TASK DETAILS. Extract every line that contains the word "Verantwortung".

## start

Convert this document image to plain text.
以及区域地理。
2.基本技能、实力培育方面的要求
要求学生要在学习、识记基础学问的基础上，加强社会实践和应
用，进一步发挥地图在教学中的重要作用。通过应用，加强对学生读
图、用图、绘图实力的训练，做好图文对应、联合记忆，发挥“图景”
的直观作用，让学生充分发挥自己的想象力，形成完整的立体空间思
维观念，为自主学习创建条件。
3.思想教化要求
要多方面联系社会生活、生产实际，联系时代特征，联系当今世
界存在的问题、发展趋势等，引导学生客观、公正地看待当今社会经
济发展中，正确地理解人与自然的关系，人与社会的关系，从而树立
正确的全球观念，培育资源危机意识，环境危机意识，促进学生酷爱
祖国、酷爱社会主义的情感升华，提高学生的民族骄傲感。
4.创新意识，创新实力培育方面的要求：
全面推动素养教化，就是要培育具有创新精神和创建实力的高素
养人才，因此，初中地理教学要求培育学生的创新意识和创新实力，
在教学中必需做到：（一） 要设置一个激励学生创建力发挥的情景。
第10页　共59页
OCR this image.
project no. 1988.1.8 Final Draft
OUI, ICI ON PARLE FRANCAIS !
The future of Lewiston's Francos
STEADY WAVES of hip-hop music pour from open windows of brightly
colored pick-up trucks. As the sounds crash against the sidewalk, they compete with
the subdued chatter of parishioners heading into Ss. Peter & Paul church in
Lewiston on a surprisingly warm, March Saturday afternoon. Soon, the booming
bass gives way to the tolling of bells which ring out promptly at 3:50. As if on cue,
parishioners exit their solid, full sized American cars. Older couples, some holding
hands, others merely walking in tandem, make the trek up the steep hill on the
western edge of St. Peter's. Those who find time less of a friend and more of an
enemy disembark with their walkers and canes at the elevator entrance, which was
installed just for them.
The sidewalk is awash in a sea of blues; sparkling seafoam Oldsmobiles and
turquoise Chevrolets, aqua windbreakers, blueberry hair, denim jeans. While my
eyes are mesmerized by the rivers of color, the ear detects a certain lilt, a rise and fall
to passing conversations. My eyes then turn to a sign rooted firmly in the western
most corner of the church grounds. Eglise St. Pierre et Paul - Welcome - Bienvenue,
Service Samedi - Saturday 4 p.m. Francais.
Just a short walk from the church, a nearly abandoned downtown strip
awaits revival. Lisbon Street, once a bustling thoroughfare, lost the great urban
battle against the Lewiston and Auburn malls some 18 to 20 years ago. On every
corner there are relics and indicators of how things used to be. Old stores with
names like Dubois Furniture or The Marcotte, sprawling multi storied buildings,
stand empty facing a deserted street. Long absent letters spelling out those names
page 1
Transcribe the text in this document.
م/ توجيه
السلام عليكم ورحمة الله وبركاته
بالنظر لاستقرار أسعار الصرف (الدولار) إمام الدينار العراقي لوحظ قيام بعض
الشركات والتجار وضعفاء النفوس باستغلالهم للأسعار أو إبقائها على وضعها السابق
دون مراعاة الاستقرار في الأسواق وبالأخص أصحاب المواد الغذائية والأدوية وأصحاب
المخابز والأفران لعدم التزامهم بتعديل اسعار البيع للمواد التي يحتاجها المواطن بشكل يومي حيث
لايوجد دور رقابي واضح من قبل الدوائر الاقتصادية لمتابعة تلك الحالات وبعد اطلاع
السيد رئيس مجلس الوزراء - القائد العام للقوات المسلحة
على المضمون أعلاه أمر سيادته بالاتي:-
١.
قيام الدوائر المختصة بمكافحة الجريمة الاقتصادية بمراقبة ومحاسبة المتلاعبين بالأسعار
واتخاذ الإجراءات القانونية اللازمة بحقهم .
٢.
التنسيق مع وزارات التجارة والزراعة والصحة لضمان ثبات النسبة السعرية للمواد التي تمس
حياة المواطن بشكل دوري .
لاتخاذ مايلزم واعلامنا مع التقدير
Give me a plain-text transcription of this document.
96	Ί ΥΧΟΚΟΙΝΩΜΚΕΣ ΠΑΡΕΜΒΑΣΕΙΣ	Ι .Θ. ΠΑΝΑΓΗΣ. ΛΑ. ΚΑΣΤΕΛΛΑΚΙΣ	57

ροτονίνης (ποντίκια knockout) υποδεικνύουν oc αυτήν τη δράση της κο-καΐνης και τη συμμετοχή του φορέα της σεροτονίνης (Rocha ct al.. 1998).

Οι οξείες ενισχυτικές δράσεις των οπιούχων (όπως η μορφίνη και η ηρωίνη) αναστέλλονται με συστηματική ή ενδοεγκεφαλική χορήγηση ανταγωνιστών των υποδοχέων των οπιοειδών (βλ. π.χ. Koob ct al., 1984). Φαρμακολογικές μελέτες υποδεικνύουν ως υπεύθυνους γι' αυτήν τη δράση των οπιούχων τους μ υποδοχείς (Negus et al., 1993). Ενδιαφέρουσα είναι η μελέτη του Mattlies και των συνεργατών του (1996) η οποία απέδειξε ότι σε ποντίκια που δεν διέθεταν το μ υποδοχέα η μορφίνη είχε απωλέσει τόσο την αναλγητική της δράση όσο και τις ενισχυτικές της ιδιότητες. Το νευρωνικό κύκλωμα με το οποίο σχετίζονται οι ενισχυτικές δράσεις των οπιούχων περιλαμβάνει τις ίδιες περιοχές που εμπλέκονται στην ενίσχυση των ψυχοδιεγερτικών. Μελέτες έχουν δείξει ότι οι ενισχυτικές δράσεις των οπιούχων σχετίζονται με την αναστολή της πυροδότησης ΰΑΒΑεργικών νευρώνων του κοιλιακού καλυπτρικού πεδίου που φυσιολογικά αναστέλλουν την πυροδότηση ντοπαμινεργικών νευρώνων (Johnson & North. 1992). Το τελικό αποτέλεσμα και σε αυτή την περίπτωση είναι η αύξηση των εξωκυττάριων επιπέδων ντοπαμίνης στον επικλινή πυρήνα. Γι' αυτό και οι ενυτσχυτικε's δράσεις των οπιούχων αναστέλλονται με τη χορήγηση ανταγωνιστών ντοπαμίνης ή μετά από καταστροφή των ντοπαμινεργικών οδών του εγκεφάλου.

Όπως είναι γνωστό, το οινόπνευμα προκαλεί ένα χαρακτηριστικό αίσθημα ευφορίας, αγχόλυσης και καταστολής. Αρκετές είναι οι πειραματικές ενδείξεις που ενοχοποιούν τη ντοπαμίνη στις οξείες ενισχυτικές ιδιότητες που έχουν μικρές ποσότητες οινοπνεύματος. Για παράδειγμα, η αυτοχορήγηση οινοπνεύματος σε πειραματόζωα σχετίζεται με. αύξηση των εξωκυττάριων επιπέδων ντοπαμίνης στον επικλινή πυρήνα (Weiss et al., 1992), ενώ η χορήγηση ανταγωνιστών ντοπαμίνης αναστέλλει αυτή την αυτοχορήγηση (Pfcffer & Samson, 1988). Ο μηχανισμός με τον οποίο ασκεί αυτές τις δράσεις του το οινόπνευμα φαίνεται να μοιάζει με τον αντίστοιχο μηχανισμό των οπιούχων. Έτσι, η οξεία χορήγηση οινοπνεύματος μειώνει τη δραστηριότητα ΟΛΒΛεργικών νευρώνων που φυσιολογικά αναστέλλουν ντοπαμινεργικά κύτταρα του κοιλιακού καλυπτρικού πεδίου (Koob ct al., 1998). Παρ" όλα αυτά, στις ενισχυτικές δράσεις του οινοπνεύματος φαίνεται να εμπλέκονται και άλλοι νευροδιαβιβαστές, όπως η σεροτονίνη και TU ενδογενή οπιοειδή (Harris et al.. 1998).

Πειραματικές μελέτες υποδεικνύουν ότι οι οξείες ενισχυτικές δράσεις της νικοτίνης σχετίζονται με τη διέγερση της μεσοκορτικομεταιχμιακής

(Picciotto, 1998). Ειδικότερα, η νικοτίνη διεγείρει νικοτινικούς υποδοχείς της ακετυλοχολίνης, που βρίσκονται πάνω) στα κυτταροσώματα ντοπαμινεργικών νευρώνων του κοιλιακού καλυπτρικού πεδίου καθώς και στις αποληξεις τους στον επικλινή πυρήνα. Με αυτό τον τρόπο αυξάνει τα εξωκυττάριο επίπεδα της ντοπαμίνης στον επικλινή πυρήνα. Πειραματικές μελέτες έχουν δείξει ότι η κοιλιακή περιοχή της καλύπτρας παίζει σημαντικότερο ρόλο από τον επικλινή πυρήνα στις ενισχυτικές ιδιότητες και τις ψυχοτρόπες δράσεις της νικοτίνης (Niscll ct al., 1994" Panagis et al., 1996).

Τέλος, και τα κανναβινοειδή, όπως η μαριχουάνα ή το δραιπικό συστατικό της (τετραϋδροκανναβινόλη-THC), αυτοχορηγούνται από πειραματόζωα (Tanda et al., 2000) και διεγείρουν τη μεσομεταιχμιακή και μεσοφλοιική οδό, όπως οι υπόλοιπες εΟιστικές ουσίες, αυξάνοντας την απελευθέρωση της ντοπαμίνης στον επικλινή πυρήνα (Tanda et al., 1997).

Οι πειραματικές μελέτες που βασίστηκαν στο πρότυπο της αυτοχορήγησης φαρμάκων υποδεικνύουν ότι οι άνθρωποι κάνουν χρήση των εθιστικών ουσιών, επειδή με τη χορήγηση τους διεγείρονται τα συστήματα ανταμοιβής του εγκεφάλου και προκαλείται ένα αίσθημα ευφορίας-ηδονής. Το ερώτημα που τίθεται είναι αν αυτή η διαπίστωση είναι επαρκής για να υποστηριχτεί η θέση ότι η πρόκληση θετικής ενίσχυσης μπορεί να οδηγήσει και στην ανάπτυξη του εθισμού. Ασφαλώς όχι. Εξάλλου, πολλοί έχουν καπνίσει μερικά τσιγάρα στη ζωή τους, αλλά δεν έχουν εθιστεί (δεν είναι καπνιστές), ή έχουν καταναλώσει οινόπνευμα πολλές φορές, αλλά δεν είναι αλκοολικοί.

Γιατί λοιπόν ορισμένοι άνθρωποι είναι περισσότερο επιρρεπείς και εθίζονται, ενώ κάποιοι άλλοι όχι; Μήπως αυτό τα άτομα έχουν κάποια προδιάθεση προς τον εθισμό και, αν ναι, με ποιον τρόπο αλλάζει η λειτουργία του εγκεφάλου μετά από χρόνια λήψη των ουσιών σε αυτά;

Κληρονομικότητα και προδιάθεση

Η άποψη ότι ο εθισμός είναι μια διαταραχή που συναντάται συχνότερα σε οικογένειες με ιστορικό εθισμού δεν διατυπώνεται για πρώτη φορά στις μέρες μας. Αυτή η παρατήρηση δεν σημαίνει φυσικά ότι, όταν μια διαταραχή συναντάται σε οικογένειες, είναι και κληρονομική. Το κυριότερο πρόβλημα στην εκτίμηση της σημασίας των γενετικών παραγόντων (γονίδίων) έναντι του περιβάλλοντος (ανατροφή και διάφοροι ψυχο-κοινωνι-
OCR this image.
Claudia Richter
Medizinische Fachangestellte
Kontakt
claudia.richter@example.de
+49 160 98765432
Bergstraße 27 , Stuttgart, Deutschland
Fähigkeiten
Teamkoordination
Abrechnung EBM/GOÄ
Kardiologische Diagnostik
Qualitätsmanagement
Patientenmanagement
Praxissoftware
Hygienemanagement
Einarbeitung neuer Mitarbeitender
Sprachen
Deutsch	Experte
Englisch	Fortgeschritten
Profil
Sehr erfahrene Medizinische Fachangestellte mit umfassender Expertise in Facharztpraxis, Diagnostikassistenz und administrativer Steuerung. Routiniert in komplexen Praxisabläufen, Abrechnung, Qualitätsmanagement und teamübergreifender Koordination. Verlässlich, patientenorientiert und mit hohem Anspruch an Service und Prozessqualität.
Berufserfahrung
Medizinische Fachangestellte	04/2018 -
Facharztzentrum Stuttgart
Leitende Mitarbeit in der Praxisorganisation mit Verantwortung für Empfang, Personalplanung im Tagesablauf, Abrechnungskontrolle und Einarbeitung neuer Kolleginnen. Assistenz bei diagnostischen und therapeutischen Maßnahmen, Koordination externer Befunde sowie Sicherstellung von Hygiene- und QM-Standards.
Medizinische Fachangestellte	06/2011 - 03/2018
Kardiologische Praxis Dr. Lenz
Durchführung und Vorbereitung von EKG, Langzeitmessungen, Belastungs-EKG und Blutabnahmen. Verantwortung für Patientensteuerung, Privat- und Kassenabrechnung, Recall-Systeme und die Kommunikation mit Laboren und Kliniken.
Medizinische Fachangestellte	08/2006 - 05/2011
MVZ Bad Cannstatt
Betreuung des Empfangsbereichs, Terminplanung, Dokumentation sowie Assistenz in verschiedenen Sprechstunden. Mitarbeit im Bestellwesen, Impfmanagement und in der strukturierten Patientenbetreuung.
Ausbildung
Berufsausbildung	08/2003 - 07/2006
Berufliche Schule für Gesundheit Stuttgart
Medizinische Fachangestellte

## end

RIGHT ANSWER.
Leitende Mitarbeit in der Praxisorganisation mit Verantwortung für Empfang, Personalplanung im Tagesablauf, Abrechnungskontrolle und Einarbeitung neuer Kolleginnen. Assistenz bei diagnostischen und therapeutischen Maßnahmen, Koordination externer Befunde sowie Sicherstellung von Hygiene- und QM-Standards.
Durchführung und Vorbereitung von EKG, Langzeitmessungen, Belastungs-EKG und Blutabnahmen. Verantwortung für Patientensteuerung, Privat- und Kassenabrechnung, Recall-Systeme und die Kommunikation mit Laboren und Kliniken.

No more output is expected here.